§ **EXERCISE TASK**: Here are records with pictures in them. Copy all of them exactly and leave the pictures out.

§ **INFORMATION PROVIDED**:
## START

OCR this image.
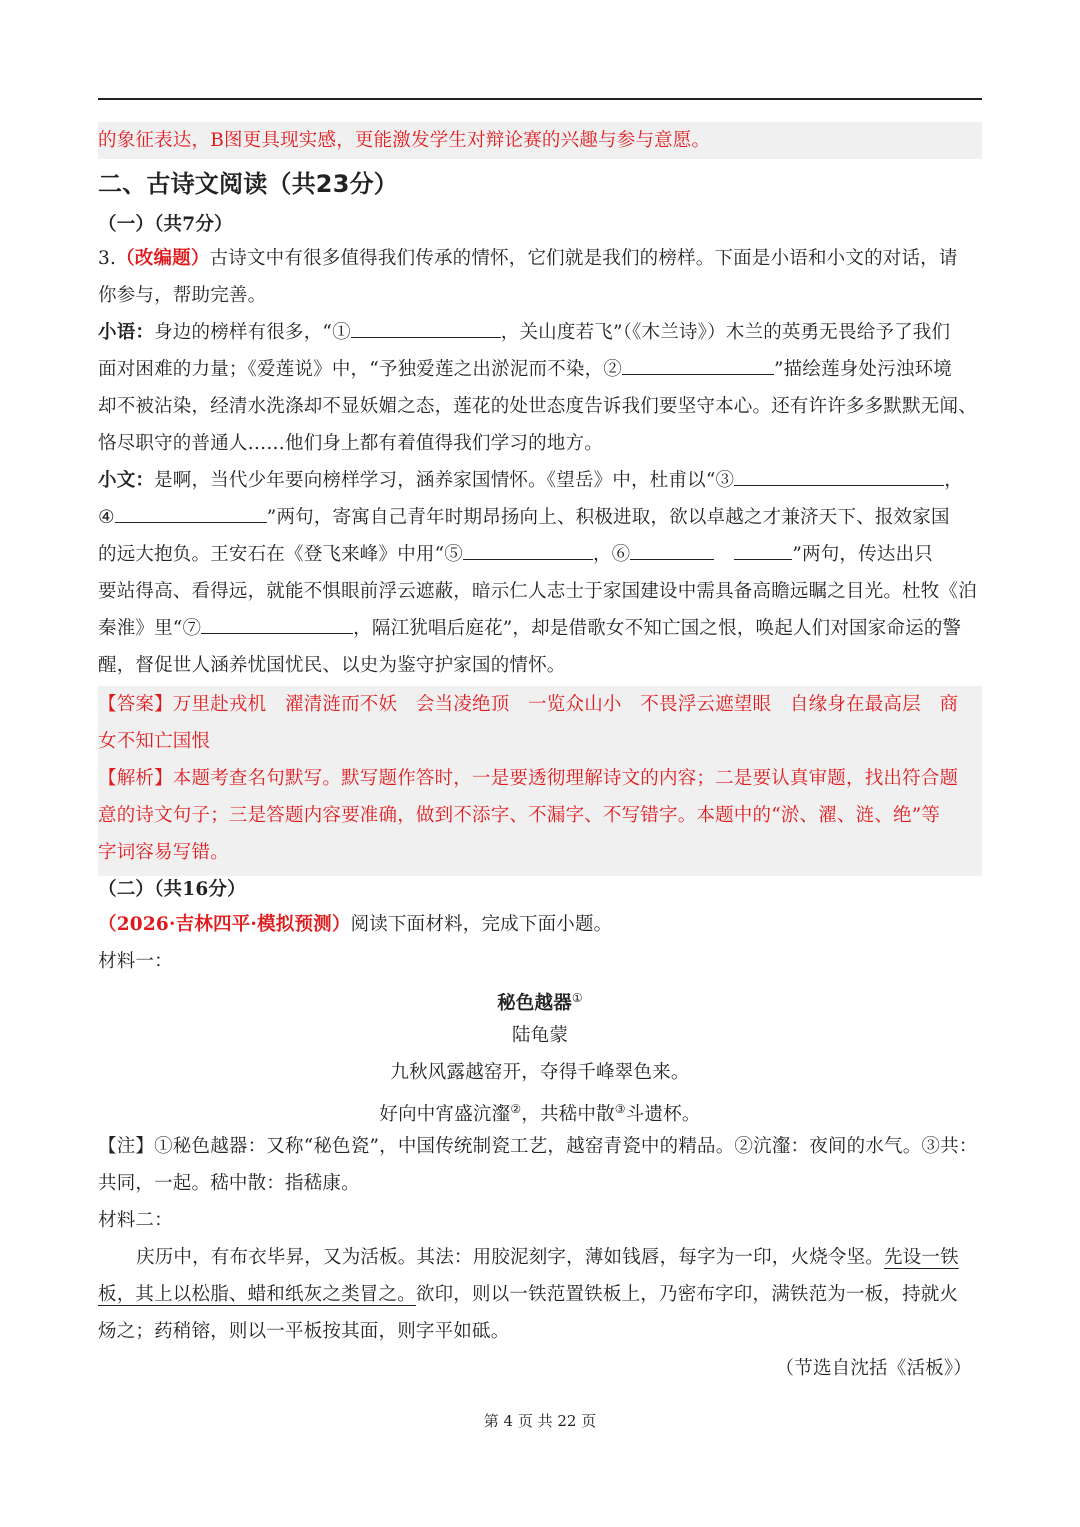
的象征表达，B图更具现实感，更能激发学生对辩论赛的兴趣与参与意愿。
二、古诗文阅读（共23分）
（一）（共7分）
3.（改编题）古诗文中有很多值得我们传承的情怀，它们就是我们的榜样。下面是小语和小文的对话，请
你参与，帮助完善。
小语：身边的榜样有很多，“①	，关山度若飞”（《木兰诗》）木兰的英勇无畏给予了我们
面对困难的力量；《爱莲说》中，“予独爱莲之出淤泥而不染，②	”描绘莲身处污浊环境
却不被沾染，经清水洗涤却不显妖媚之态，莲花的处世态度告诉我们要坚守本心。还有许许多多默默无闻、
恪尽职守的普通人……他们身上都有着值得我们学习的地方。
小文：是啊，当代少年要向榜样学习，涵养家国情怀。《望岳》中，杜甫以“③	，
④	”两句，寄寓自己青年时期昂扬向上、积极进取，欲以卓越之才兼济天下、报效家国
的远大抱负。王安石在《登飞来峰》中用“⑤	，⑥	”两句，传达出只
要站得高、看得远，就能不惧眼前浮云遮蔽，暗示仁人志士于家国建设中需具备高瞻远瞩之目光。杜牧《泊
秦淮》里“⑦	，隔江犹唱后庭花”，却是借歌女不知亡国之恨，唤起人们对国家命运的警
醒，督促世人涵养忧国忧民、以史为鉴守护家国的情怀。
【答案】万里赴戎机　濯清涟而不妖　会当凌绝顶　一览众山小　不畏浮云遮望眼　自缘身在最高层　商
女不知亡国恨
【解析】本题考查名句默写。默写题作答时，一是要透彻理解诗文的内容；二是要认真审题，找出符合题
意的诗文句子；三是答题内容要准确，做到不添字、不漏字、不写错字。本题中的“淤、濯、涟、绝”等
字词容易写错。
（二）（共16分）
（2026·吉林四平·模拟预测）阅读下面材料，完成下面小题。
材料一：
秘色越器①
陆龟蒙
九秋风露越窑开，夺得千峰翠色来。
好向中宵盛沆瀣②，共嵇中散③斗遗杯。
【注】①秘色越器：又称“秘色瓷”，中国传统制瓷工艺，越窑青瓷中的精品。②沆瀣：夜间的水气。③共：
共同，一起。嵇中散：指嵇康。
材料二：
庆历中，有布衣毕昇，又为活板。其法：用胶泥刻字，薄如钱唇，每字为一印，火烧令坚。先设一铁
板，其上以松脂、蜡和纸灰之类冒之。欲印，则以一铁范置铁板上，乃密布字印，满铁范为一板，持就火
炀之；药稍镕，则以一平板按其面，则字平如砥。
（节选自沈括《活板》）
第 4 页 共 22 页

## END

§ **RESULT**:
OCR this image.
的象征表达，B图更具现实感，更能激发学生对辩论赛的兴趣与参与意愿。
二、古诗文阅读（共23分）
（一）（共7分）
3.（改编题）古诗文中有很多值得我们传承的情怀，它们就是我们的榜样。下面是小语和小文的对话，请
你参与，帮助完善。
小语：身边的榜样有很多，“①	，关山度若飞”（《木兰诗》）木兰的英勇无畏给予了我们
面对困难的力量；《爱莲说》中，“予独爱莲之出淤泥而不染，②	”描绘莲身处污浊环境
却不被沾染，经清水洗涤却不显妖媚之态，莲花的处世态度告诉我们要坚守本心。还有许许多多默默无闻、
恪尽职守的普通人……他们身上都有着值得我们学习的地方。
小文：是啊，当代少年要向榜样学习，涵养家国情怀。《望岳》中，杜甫以“③	，
④	”两句，寄寓自己青年时期昂扬向上、积极进取，欲以卓越之才兼济天下、报效家国
的远大抱负。王安石在《登飞来峰》中用“⑤	，⑥	”两句，传达出只
要站得高、看得远，就能不惧眼前浮云遮蔽，暗示仁人志士于家国建设中需具备高瞻远瞩之目光。杜牧《泊
秦淮》里“⑦	，隔江犹唱后庭花”，却是借歌女不知亡国之恨，唤起人们对国家命运的警
醒，督促世人涵养忧国忧民、以史为鉴守护家国的情怀。
【答案】万里赴戎机　濯清涟而不妖　会当凌绝顶　一览众山小　不畏浮云遮望眼　自缘身在最高层　商
女不知亡国恨
【解析】本题考查名句默写。默写题作答时，一是要透彻理解诗文的内容；二是要认真审题，找出符合题
意的诗文句子；三是答题内容要准确，做到不添字、不漏字、不写错字。本题中的“淤、濯、涟、绝”等
字词容易写错。
（二）（共16分）
（2026·吉林四平·模拟预测）阅读下面材料，完成下面小题。
材料一：
秘色越器①
陆龟蒙
九秋风露越窑开，夺得千峰翠色来。
好向中宵盛沆瀣②，共嵇中散③斗遗杯。
【注】①秘色越器：又称“秘色瓷”，中国传统制瓷工艺，越窑青瓷中的精品。②沆瀣：夜间的水气。③共：
共同，一起。嵇中散：指嵇康。
材料二：
庆历中，有布衣毕昇，又为活板。其法：用胶泥刻字，薄如钱唇，每字为一印，火烧令坚。先设一铁
板，其上以松脂、蜡和纸灰之类冒之。欲印，则以一铁范置铁板上，乃密布字印，满铁范为一板，持就火
炀之；药稍镕，则以一平板按其面，则字平如砥。
（节选自沈括《活板》）
第 4 页 共 22 页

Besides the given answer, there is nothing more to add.